● WORK TO COMPLETE: Without the pictures, give the entries below again exactly as written.

● SUPPLIED DATA:
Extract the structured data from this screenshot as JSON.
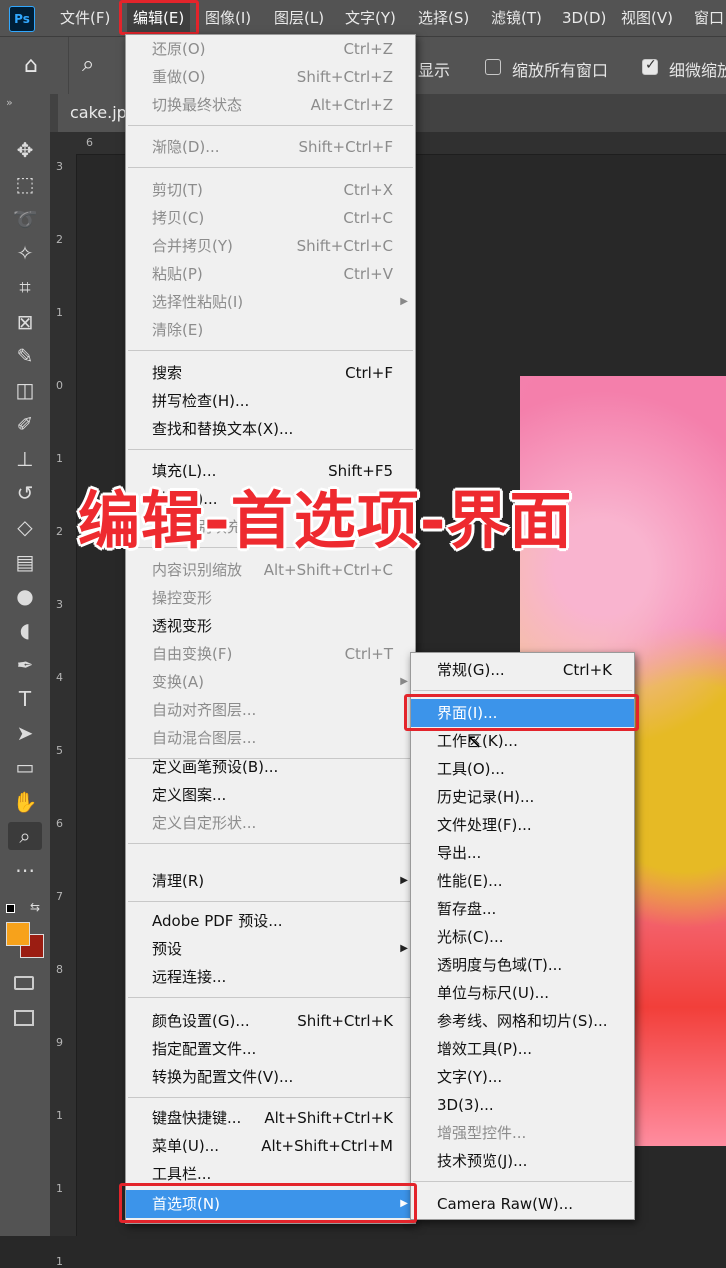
{
  "app_logo": "Ps",
  "menubar": [
    {
      "label": "文件(F)",
      "active": false
    },
    {
      "label": "编辑(E)",
      "active": true
    },
    {
      "label": "图像(I)",
      "active": false
    },
    {
      "label": "图层(L)",
      "active": false
    },
    {
      "label": "文字(Y)",
      "active": false
    },
    {
      "label": "选择(S)",
      "active": false
    },
    {
      "label": "滤镜(T)",
      "active": false
    },
    {
      "label": "3D(D)",
      "active": false
    },
    {
      "label": "视图(V)",
      "active": false
    },
    {
      "label": "窗口",
      "active": false
    }
  ],
  "options": {
    "show_label_partial": "显示",
    "zoom_all_windows": "缩放所有窗口",
    "scrubby_zoom": "细微缩放"
  },
  "document": {
    "tab_name": "cake.jp",
    "ruler_h_first": "6",
    "ruler_v": [
      "3",
      "2",
      "1",
      "0",
      "1",
      "2",
      "3",
      "4",
      "5",
      "6",
      "7",
      "8",
      "9",
      "1",
      "1",
      "1"
    ]
  },
  "edit_menu": {
    "groups": [
      [
        {
          "label": "还原(O)",
          "shortcut": "Ctrl+Z",
          "enabled": false
        },
        {
          "label": "重做(O)",
          "shortcut": "Shift+Ctrl+Z",
          "enabled": false
        },
        {
          "label": "切换最终状态",
          "shortcut": "Alt+Ctrl+Z",
          "enabled": false
        }
      ],
      [
        {
          "label": "渐隐(D)...",
          "shortcut": "Shift+Ctrl+F",
          "enabled": false
        }
      ],
      [
        {
          "label": "剪切(T)",
          "shortcut": "Ctrl+X",
          "enabled": false
        },
        {
          "label": "拷贝(C)",
          "shortcut": "Ctrl+C",
          "enabled": false
        },
        {
          "label": "合并拷贝(Y)",
          "shortcut": "Shift+Ctrl+C",
          "enabled": false
        },
        {
          "label": "粘贴(P)",
          "shortcut": "Ctrl+V",
          "enabled": false
        },
        {
          "label": "选择性粘贴(I)",
          "shortcut": "",
          "enabled": false,
          "submenu": true
        },
        {
          "label": "清除(E)",
          "shortcut": "",
          "enabled": false
        }
      ],
      [
        {
          "label": "搜索",
          "shortcut": "Ctrl+F",
          "enabled": true
        },
        {
          "label": "拼写检查(H)...",
          "shortcut": "",
          "enabled": true
        },
        {
          "label": "查找和替换文本(X)...",
          "shortcut": "",
          "enabled": true
        }
      ],
      [
        {
          "label": "填充(L)...",
          "shortcut": "Shift+F5",
          "enabled": true
        },
        {
          "label": "描边(S)...",
          "shortcut": "",
          "enabled": true
        },
        {
          "label": "内容识别填充",
          "shortcut": "",
          "enabled": false
        }
      ],
      [
        {
          "label": "内容识别缩放",
          "shortcut": "Alt+Shift+Ctrl+C",
          "enabled": false
        },
        {
          "label": "操控变形",
          "shortcut": "",
          "enabled": false
        },
        {
          "label": "透视变形",
          "shortcut": "",
          "enabled": true
        },
        {
          "label": "自由变换(F)",
          "shortcut": "Ctrl+T",
          "enabled": false
        },
        {
          "label": "变换(A)",
          "shortcut": "",
          "enabled": false,
          "submenu": true
        },
        {
          "label": "自动对齐图层...",
          "shortcut": "",
          "enabled": false
        },
        {
          "label": "自动混合图层...",
          "shortcut": "",
          "enabled": false
        }
      ],
      [
        {
          "label": "定义画笔预设(B)...",
          "shortcut": "",
          "enabled": true
        },
        {
          "label": "定义图案...",
          "shortcut": "",
          "enabled": true
        },
        {
          "label": "定义自定形状...",
          "shortcut": "",
          "enabled": false
        }
      ],
      [
        {
          "label": "清理(R)",
          "shortcut": "",
          "enabled": true,
          "submenu": true
        }
      ],
      [
        {
          "label": "Adobe PDF 预设...",
          "shortcut": "",
          "enabled": true
        },
        {
          "label": "预设",
          "shortcut": "",
          "enabled": true,
          "submenu": true
        },
        {
          "label": "远程连接...",
          "shortcut": "",
          "enabled": true
        }
      ],
      [
        {
          "label": "颜色设置(G)...",
          "shortcut": "Shift+Ctrl+K",
          "enabled": true
        },
        {
          "label": "指定配置文件...",
          "shortcut": "",
          "enabled": true
        },
        {
          "label": "转换为配置文件(V)...",
          "shortcut": "",
          "enabled": true
        }
      ],
      [
        {
          "label": "键盘快捷键...",
          "shortcut": "Alt+Shift+Ctrl+K",
          "enabled": true
        },
        {
          "label": "菜单(U)...",
          "shortcut": "Alt+Shift+Ctrl+M",
          "enabled": true
        },
        {
          "label": "工具栏...",
          "shortcut": "",
          "enabled": true
        }
      ],
      [
        {
          "label": "首选项(N)",
          "shortcut": "",
          "enabled": true,
          "submenu": true,
          "highlighted": true
        }
      ]
    ]
  },
  "prefs_submenu": {
    "groups": [
      [
        {
          "label": "常规(G)...",
          "shortcut": "Ctrl+K",
          "enabled": true
        }
      ],
      [
        {
          "label": "界面(I)...",
          "shortcut": "",
          "enabled": true,
          "highlighted": true
        },
        {
          "label": "工作区(K)...",
          "shortcut": "",
          "enabled": true
        },
        {
          "label": "工具(O)...",
          "shortcut": "",
          "enabled": true
        },
        {
          "label": "历史记录(H)...",
          "shortcut": "",
          "enabled": true
        },
        {
          "label": "文件处理(F)...",
          "shortcut": "",
          "enabled": true
        },
        {
          "label": "导出...",
          "shortcut": "",
          "enabled": true
        },
        {
          "label": "性能(E)...",
          "shortcut": "",
          "enabled": true
        },
        {
          "label": "暂存盘...",
          "shortcut": "",
          "enabled": true
        },
        {
          "label": "光标(C)...",
          "shortcut": "",
          "enabled": true
        },
        {
          "label": "透明度与色域(T)...",
          "shortcut": "",
          "enabled": true
        },
        {
          "label": "单位与标尺(U)...",
          "shortcut": "",
          "enabled": true
        },
        {
          "label": "参考线、网格和切片(S)...",
          "shortcut": "",
          "enabled": true
        },
        {
          "label": "增效工具(P)...",
          "shortcut": "",
          "enabled": true
        },
        {
          "label": "文字(Y)...",
          "shortcut": "",
          "enabled": true
        },
        {
          "label": "3D(3)...",
          "shortcut": "",
          "enabled": true
        },
        {
          "label": "增强型控件...",
          "shortcut": "",
          "enabled": false
        },
        {
          "label": "技术预览(J)...",
          "shortcut": "",
          "enabled": true
        }
      ],
      [
        {
          "label": "Camera Raw(W)...",
          "shortcut": "",
          "enabled": true
        }
      ]
    ]
  },
  "overlay_caption": "编辑-首选项-界面",
  "tools": [
    "move-tool-icon",
    "marquee-tool-icon",
    "lasso-tool-icon",
    "magic-wand-icon",
    "crop-tool-icon",
    "frame-tool-icon",
    "eyedropper-icon",
    "healing-brush-icon",
    "brush-tool-icon",
    "stamp-tool-icon",
    "history-brush-icon",
    "eraser-icon",
    "gradient-icon",
    "blur-icon",
    "dodge-icon",
    "pen-tool-icon",
    "type-tool-icon",
    "path-select-icon",
    "rectangle-tool-icon",
    "hand-tool-icon",
    "zoom-tool-icon",
    "more-tools-icon"
  ],
  "colors": {
    "foreground": "#f7a21b",
    "background": "#9b1d12",
    "highlight": "#3c94ea",
    "callout": "#e3242b"
  }
}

● WRITTEN ANSWER:
Extract the structured data from this screenshot as JSON.
{
  "app_logo": "Ps",
  "menubar": [
    {
      "label": "文件(F)",
      "active": false
    },
    {
      "label": "编辑(E)",
      "active": true
    },
    {
      "label": "图像(I)",
      "active": false
    },
    {
      "label": "图层(L)",
      "active": false
    },
    {
      "label": "文字(Y)",
      "active": false
    },
    {
      "label": "选择(S)",
      "active": false
    },
    {
      "label": "滤镜(T)",
      "active": false
    },
    {
      "label": "3D(D)",
      "active": false
    },
    {
      "label": "视图(V)",
      "active": false
    },
    {
      "label": "窗口",
      "active": false
    }
  ],
  "options": {
    "show_label_partial": "显示",
    "zoom_all_windows": "缩放所有窗口",
    "scrubby_zoom": "细微缩放"
  },
  "document": {
    "tab_name": "cake.jp",
    "ruler_h_first": "6",
    "ruler_v": [
      "3",
      "2",
      "1",
      "0",
      "1",
      "2",
      "3",
      "4",
      "5",
      "6",
      "7",
      "8",
      "9",
      "1",
      "1",
      "1"
    ]
  },
  "edit_menu": {
    "groups": [
      [
        {
          "label": "还原(O)",
          "shortcut": "Ctrl+Z",
          "enabled": false
        },
        {
          "label": "重做(O)",
          "shortcut": "Shift+Ctrl+Z",
          "enabled": false
        },
        {
          "label": "切换最终状态",
          "shortcut": "Alt+Ctrl+Z",
          "enabled": false
        }
      ],
      [
        {
          "label": "渐隐(D)...",
          "shortcut": "Shift+Ctrl+F",
          "enabled": false
        }
      ],
      [
        {
          "label": "剪切(T)",
          "shortcut": "Ctrl+X",
          "enabled": false
        },
        {
          "label": "拷贝(C)",
          "shortcut": "Ctrl+C",
          "enabled": false
        },
        {
          "label": "合并拷贝(Y)",
          "shortcut": "Shift+Ctrl+C",
          "enabled": false
        },
        {
          "label": "粘贴(P)",
          "shortcut": "Ctrl+V",
          "enabled": false
        },
        {
          "label": "选择性粘贴(I)",
          "shortcut": "",
          "enabled": false,
          "submenu": true
        },
        {
          "label": "清除(E)",
          "shortcut": "",
          "enabled": false
        }
      ],
      [
        {
          "label": "搜索",
          "shortcut": "Ctrl+F",
          "enabled": true
        },
        {
          "label": "拼写检查(H)...",
          "shortcut": "",
          "enabled": true
        },
        {
          "label": "查找和替换文本(X)...",
          "shortcut": "",
          "enabled": true
        }
      ],
      [
        {
          "label": "填充(L)...",
          "shortcut": "Shift+F5",
          "enabled": true
        },
        {
          "label": "描边(S)...",
          "shortcut": "",
          "enabled": true
        },
        {
          "label": "内容识别填充",
          "shortcut": "",
          "enabled": false
        }
      ],
      [
        {
          "label": "内容识别缩放",
          "shortcut": "Alt+Shift+Ctrl+C",
          "enabled": false
        },
        {
          "label": "操控变形",
          "shortcut": "",
          "enabled": false
        },
        {
          "label": "透视变形",
          "shortcut": "",
          "enabled": true
        },
        {
          "label": "自由变换(F)",
          "shortcut": "Ctrl+T",
          "enabled": false
        },
        {
          "label": "变换(A)",
          "shortcut": "",
          "enabled": false,
          "submenu": true
        },
        {
          "label": "自动对齐图层...",
          "shortcut": "",
          "enabled": false
        },
        {
          "label": "自动混合图层...",
          "shortcut": "",
          "enabled": false
        }
      ],
      [
        {
          "label": "定义画笔预设(B)...",
          "shortcut": "",
          "enabled": true
        },
        {
          "label": "定义图案...",
          "shortcut": "",
          "enabled": true
        },
        {
          "label": "定义自定形状...",
          "shortcut": "",
          "enabled": false
        }
      ],
      [
        {
          "label": "清理(R)",
          "shortcut": "",
          "enabled": true,
          "submenu": true
        }
      ],
      [
        {
          "label": "Adobe PDF 预设...",
          "shortcut": "",
          "enabled": true
        },
        {
          "label": "预设",
          "shortcut": "",
          "enabled": true,
          "submenu": true
        },
        {
          "label": "远程连接...",
          "shortcut": "",
          "enabled": true
        }
      ],
      [
        {
          "label": "颜色设置(G)...",
          "shortcut": "Shift+Ctrl+K",
          "enabled": true
        },
        {
          "label": "指定配置文件...",
          "shortcut": "",
          "enabled": true
        },
        {
          "label": "转换为配置文件(V)...",
          "shortcut": "",
          "enabled": true
        }
      ],
      [
        {
          "label": "键盘快捷键...",
          "shortcut": "Alt+Shift+Ctrl+K",
          "enabled": true
        },
        {
          "label": "菜单(U)...",
          "shortcut": "Alt+Shift+Ctrl+M",
          "enabled": true
        },
        {
          "label": "工具栏...",
          "shortcut": "",
          "enabled": true
        }
      ],
      [
        {
          "label": "首选项(N)",
          "shortcut": "",
          "enabled": true,
          "submenu": true,
          "highlighted": true
        }
      ]
    ]
  },
  "prefs_submenu": {
    "groups": [
      [
        {
          "label": "常规(G)...",
          "shortcut": "Ctrl+K",
          "enabled": true
        }
      ],
      [
        {
          "label": "界面(I)...",
          "shortcut": "",
          "enabled": true,
          "highlighted": true
        },
        {
          "label": "工作区(K)...",
          "shortcut": "",
          "enabled": true
        },
        {
          "label": "工具(O)...",
          "shortcut": "",
          "enabled": true
        },
        {
          "label": "历史记录(H)...",
          "shortcut": "",
          "enabled": true
        },
        {
          "label": "文件处理(F)...",
          "shortcut": "",
          "enabled": true
        },
        {
          "label": "导出...",
          "shortcut": "",
          "enabled": true
        },
        {
          "label": "性能(E)...",
          "shortcut": "",
          "enabled": true
        },
        {
          "label": "暂存盘...",
          "shortcut": "",
          "enabled": true
        },
        {
          "label": "光标(C)...",
          "shortcut": "",
          "enabled": true
        },
        {
          "label": "透明度与色域(T)...",
          "shortcut": "",
          "enabled": true
        },
        {
          "label": "单位与标尺(U)...",
          "shortcut": "",
          "enabled": true
        },
        {
          "label": "参考线、网格和切片(S)...",
          "shortcut": "",
          "enabled": true
        },
        {
          "label": "增效工具(P)...",
          "shortcut": "",
          "enabled": true
        },
        {
          "label": "文字(Y)...",
          "shortcut": "",
          "enabled": true
        },
        {
          "label": "3D(3)...",
          "shortcut": "",
          "enabled": true
        },
        {
          "label": "增强型控件...",
          "shortcut": "",
          "enabled": false
        },
        {
          "label": "技术预览(J)...",
          "shortcut": "",
          "enabled": true
        }
      ],
      [
        {
          "label": "Camera Raw(W)...",
          "shortcut": "",
          "enabled": true
        }
      ]
    ]
  },
  "overlay_caption": "编辑-首选项-界面",
  "tools": [
    "move-tool-icon",
    "marquee-tool-icon",
    "lasso-tool-icon",
    "magic-wand-icon",
    "crop-tool-icon",
    "frame-tool-icon",
    "eyedropper-icon",
    "healing-brush-icon",
    "brush-tool-icon",
    "stamp-tool-icon",
    "history-brush-icon",
    "eraser-icon",
    "gradient-icon",
    "blur-icon",
    "dodge-icon",
    "pen-tool-icon",
    "type-tool-icon",
    "path-select-icon",
    "rectangle-tool-icon",
    "hand-tool-icon",
    "zoom-tool-icon",
    "more-tools-icon"
  ],
  "colors": {
    "foreground": "#f7a21b",
    "background": "#9b1d12",
    "highlight": "#3c94ea",
    "callout": "#e3242b"
  }
}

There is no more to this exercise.